__Supplied records__.
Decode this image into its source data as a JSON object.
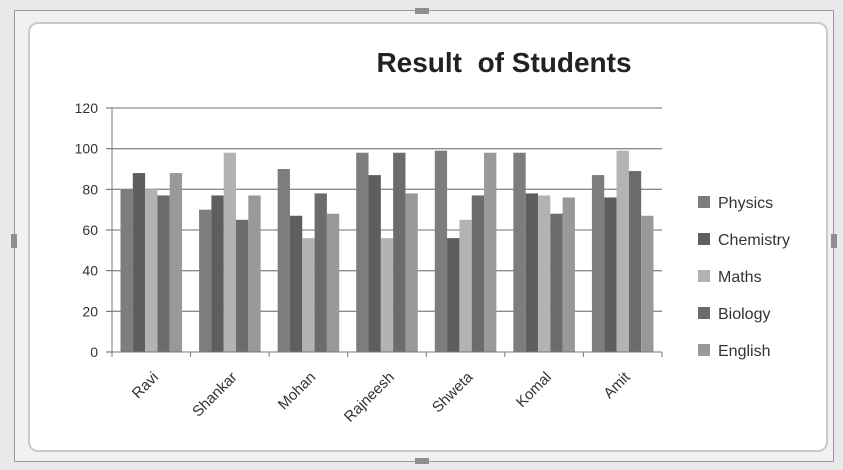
{
  "chart_data": {
    "type": "bar",
    "title": "Result  of Students",
    "xlabel": "",
    "ylabel": "",
    "ylim": [
      0,
      120
    ],
    "yticks": [
      "0",
      "20",
      "40",
      "60",
      "80",
      "100",
      "120"
    ],
    "grid": true,
    "legend_position": "right",
    "categories": [
      "Ravi",
      "Shankar",
      "Mohan",
      "Rajneesh",
      "Shweta",
      "Komal",
      "Amit"
    ],
    "series": [
      {
        "name": "Physics",
        "color": "#7d7d7d",
        "values": [
          80,
          70,
          90,
          98,
          99,
          98,
          87
        ]
      },
      {
        "name": "Chemistry",
        "color": "#5e5e5e",
        "values": [
          88,
          77,
          67,
          87,
          56,
          78,
          76
        ]
      },
      {
        "name": "Maths",
        "color": "#b3b3b3",
        "values": [
          80,
          98,
          56,
          56,
          65,
          77,
          99
        ]
      },
      {
        "name": "Biology",
        "color": "#6c6c6c",
        "values": [
          77,
          65,
          78,
          98,
          77,
          68,
          89
        ]
      },
      {
        "name": "English",
        "color": "#999999",
        "values": [
          88,
          77,
          68,
          78,
          98,
          76,
          67
        ]
      }
    ]
  }
}
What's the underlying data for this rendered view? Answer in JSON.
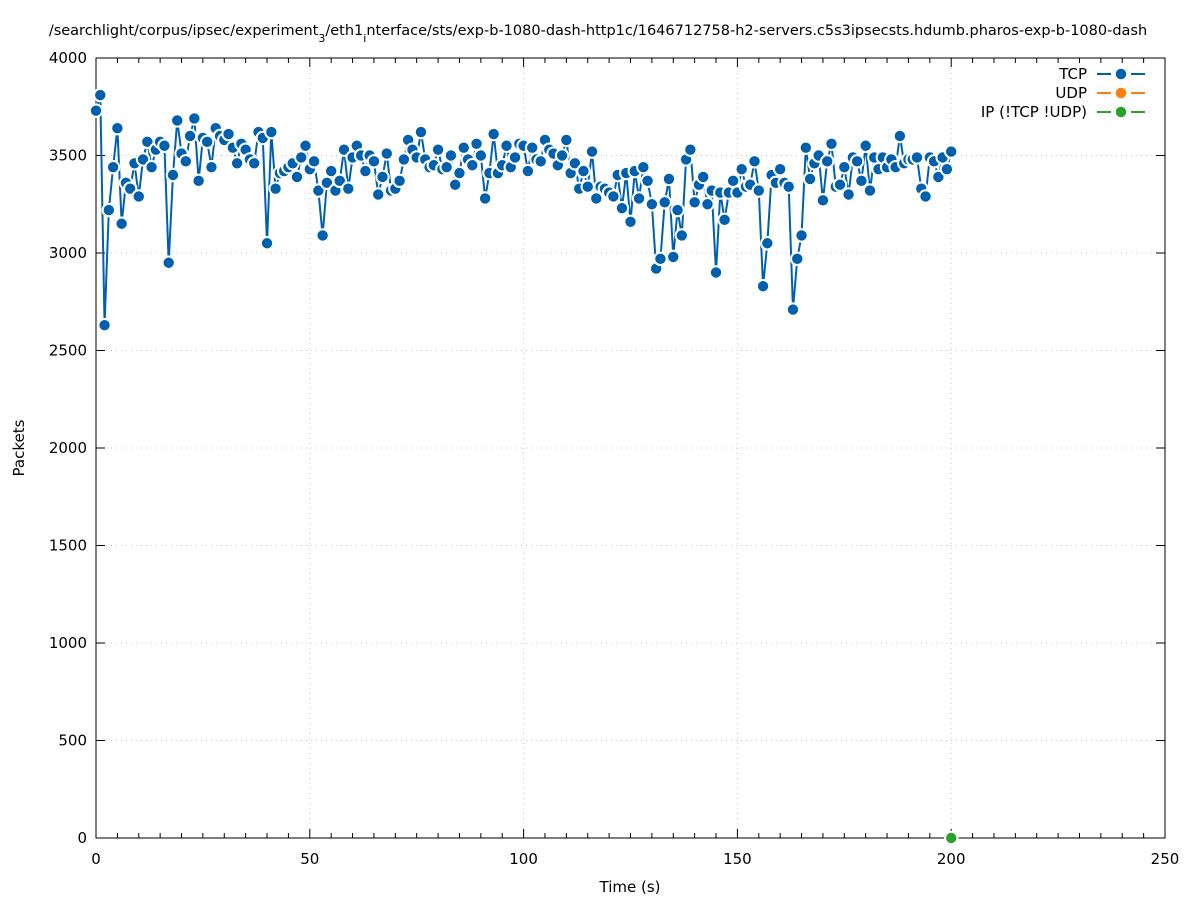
{
  "chart_data": {
    "type": "line",
    "title_parts": {
      "prefix": "/searchlight/corpus/ipsec/experiment",
      "sub1": "3",
      "mid": "/eth1",
      "sub2": "i",
      "suffix": "nterface/sts/exp-b-1080-dash-http1c/1646712758-h2-servers.c5s3ipsecsts.hdumb.pharos-exp-b-1080-dash"
    },
    "xlabel": "Time (s)",
    "ylabel": "Packets",
    "xlim": [
      0,
      250
    ],
    "ylim": [
      0,
      4000
    ],
    "xticks": [
      "0",
      "50",
      "100",
      "150",
      "200",
      "250"
    ],
    "yticks": [
      "0",
      "500",
      "1000",
      "1500",
      "2000",
      "2500",
      "3000",
      "3500",
      "4000"
    ],
    "grid": true,
    "legend_position": "top-right",
    "series": [
      {
        "name": "TCP",
        "color": "#0060ad",
        "x": [
          0,
          1,
          2,
          3,
          4,
          5,
          6,
          7,
          8,
          9,
          10,
          11,
          12,
          13,
          14,
          15,
          16,
          17,
          18,
          19,
          20,
          21,
          22,
          23,
          24,
          25,
          26,
          27,
          28,
          29,
          30,
          31,
          32,
          33,
          34,
          35,
          36,
          37,
          38,
          39,
          40,
          41,
          42,
          43,
          44,
          45,
          46,
          47,
          48,
          49,
          50,
          51,
          52,
          53,
          54,
          55,
          56,
          57,
          58,
          59,
          60,
          61,
          62,
          63,
          64,
          65,
          66,
          67,
          68,
          69,
          70,
          71,
          72,
          73,
          74,
          75,
          76,
          77,
          78,
          79,
          80,
          81,
          82,
          83,
          84,
          85,
          86,
          87,
          88,
          89,
          90,
          91,
          92,
          93,
          94,
          95,
          96,
          97,
          98,
          99,
          100,
          101,
          102,
          103,
          104,
          105,
          106,
          107,
          108,
          109,
          110,
          111,
          112,
          113,
          114,
          115,
          116,
          117,
          118,
          119,
          120,
          121,
          122,
          123,
          124,
          125,
          126,
          127,
          128,
          129,
          130,
          131,
          132,
          133,
          134,
          135,
          136,
          137,
          138,
          139,
          140,
          141,
          142,
          143,
          144,
          145,
          146,
          147,
          148,
          149,
          150,
          151,
          152,
          153,
          154,
          155,
          156,
          157,
          158,
          159,
          160,
          161,
          162,
          163,
          164,
          165,
          166,
          167,
          168,
          169,
          170,
          171,
          172,
          173,
          174,
          175,
          176,
          177,
          178,
          179,
          180,
          181,
          182,
          183,
          184,
          185,
          186,
          187,
          188,
          189,
          190,
          191,
          192,
          193,
          194,
          195,
          196,
          197,
          198,
          199,
          200
        ],
        "values": [
          3730,
          3810,
          2630,
          3220,
          3440,
          3640,
          3150,
          3360,
          3330,
          3460,
          3290,
          3480,
          3570,
          3440,
          3530,
          3570,
          3550,
          2950,
          3400,
          3680,
          3510,
          3470,
          3600,
          3690,
          3370,
          3590,
          3570,
          3440,
          3640,
          3600,
          3580,
          3610,
          3540,
          3460,
          3560,
          3530,
          3480,
          3460,
          3620,
          3590,
          3050,
          3620,
          3330,
          3410,
          3420,
          3440,
          3460,
          3390,
          3490,
          3550,
          3430,
          3470,
          3320,
          3090,
          3360,
          3420,
          3320,
          3370,
          3530,
          3330,
          3490,
          3550,
          3500,
          3420,
          3500,
          3470,
          3300,
          3390,
          3510,
          3320,
          3330,
          3370,
          3480,
          3580,
          3530,
          3490,
          3620,
          3480,
          3440,
          3450,
          3530,
          3430,
          3440,
          3500,
          3350,
          3410,
          3540,
          3480,
          3450,
          3560,
          3500,
          3280,
          3410,
          3610,
          3410,
          3450,
          3550,
          3440,
          3490,
          3560,
          3550,
          3420,
          3540,
          3480,
          3470,
          3580,
          3530,
          3510,
          3450,
          3500,
          3580,
          3410,
          3460,
          3330,
          3420,
          3340,
          3520,
          3280,
          3340,
          3330,
          3310,
          3290,
          3400,
          3230,
          3410,
          3160,
          3420,
          3280,
          3440,
          3370,
          3250,
          2920,
          2970,
          3260,
          3380,
          2980,
          3220,
          3090,
          3480,
          3530,
          3260,
          3350,
          3390,
          3250,
          3320,
          2900,
          3310,
          3170,
          3310,
          3370,
          3310,
          3430,
          3340,
          3350,
          3470,
          3320,
          2830,
          3050,
          3400,
          3360,
          3430,
          3360,
          3340,
          2710,
          2970,
          3090,
          3540,
          3380,
          3460,
          3500,
          3270,
          3470,
          3560,
          3340,
          3350,
          3440,
          3300,
          3490,
          3470,
          3370,
          3550,
          3320,
          3490,
          3430,
          3490,
          3440,
          3480,
          3440,
          3600,
          3460,
          3480,
          3480,
          3490,
          3330,
          3290,
          3490,
          3470,
          3390,
          3490,
          3430,
          3520
        ]
      },
      {
        "name": "UDP",
        "color": "#ff7f0e",
        "x": [],
        "values": []
      },
      {
        "name": "IP (!TCP  !UDP)",
        "color": "#2ca02c",
        "x": [
          200
        ],
        "values": [
          0
        ]
      }
    ]
  }
}
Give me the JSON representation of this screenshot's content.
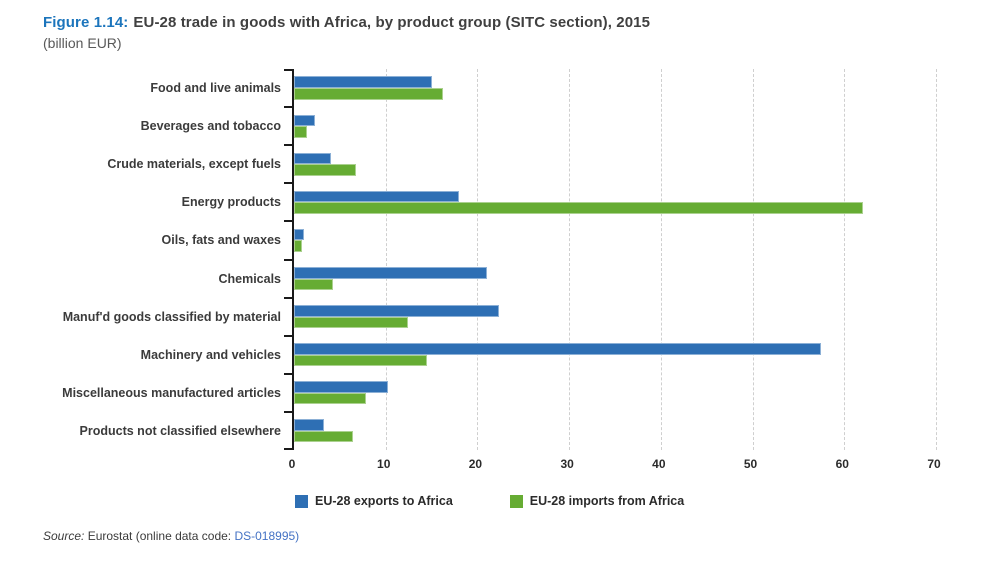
{
  "title": {
    "prefix": "Figure 1.14:",
    "text": "EU-28 trade in goods with Africa, by product group (SITC section), 2015",
    "subtitle": "(billion EUR)"
  },
  "colors": {
    "exports_blue": "#2E6FB4",
    "imports_green": "#66AC33",
    "title_blue": "#1C75BC",
    "link_blue": "#4472C4",
    "text_dark": "#404040",
    "text_gray": "#595959",
    "axis_black": "#1A1A1A"
  },
  "chart_data": {
    "type": "bar",
    "orientation": "horizontal",
    "title": "EU-28 trade in goods with Africa, by product group (SITC section), 2015",
    "unit": "billion EUR",
    "categories": [
      "Food and live animals",
      "Beverages and tobacco",
      "Crude materials, except fuels",
      "Energy products",
      "Oils, fats and waxes",
      "Chemicals",
      "Manuf'd goods classified by material",
      "Machinery and vehicles",
      "Miscellaneous manufactured articles",
      "Products not classified elsewhere"
    ],
    "series": [
      {
        "name": "EU-28 exports to Africa",
        "color_key": "exports_blue",
        "values": [
          15.0,
          2.3,
          4.0,
          18.0,
          1.1,
          21.0,
          22.3,
          57.5,
          10.3,
          3.3
        ]
      },
      {
        "name": "EU-28 imports from Africa",
        "color_key": "imports_green",
        "values": [
          16.3,
          1.4,
          6.8,
          62.0,
          0.9,
          4.3,
          12.4,
          14.5,
          7.8,
          6.4
        ]
      }
    ],
    "xlim": [
      0,
      70
    ],
    "xticks": [
      0,
      10,
      20,
      30,
      40,
      50,
      60,
      70
    ],
    "grid": "vertical-dashed",
    "legend_position": "bottom"
  },
  "source": {
    "prefix": "Source:",
    "body": " Eurostat (online data code: ",
    "link": "DS-018995",
    "suffix": ")"
  }
}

__Task prompt__. Provide the number of lines in the data above that contain the string "SITC", and nothing else.

__Reply to the exercise__. 2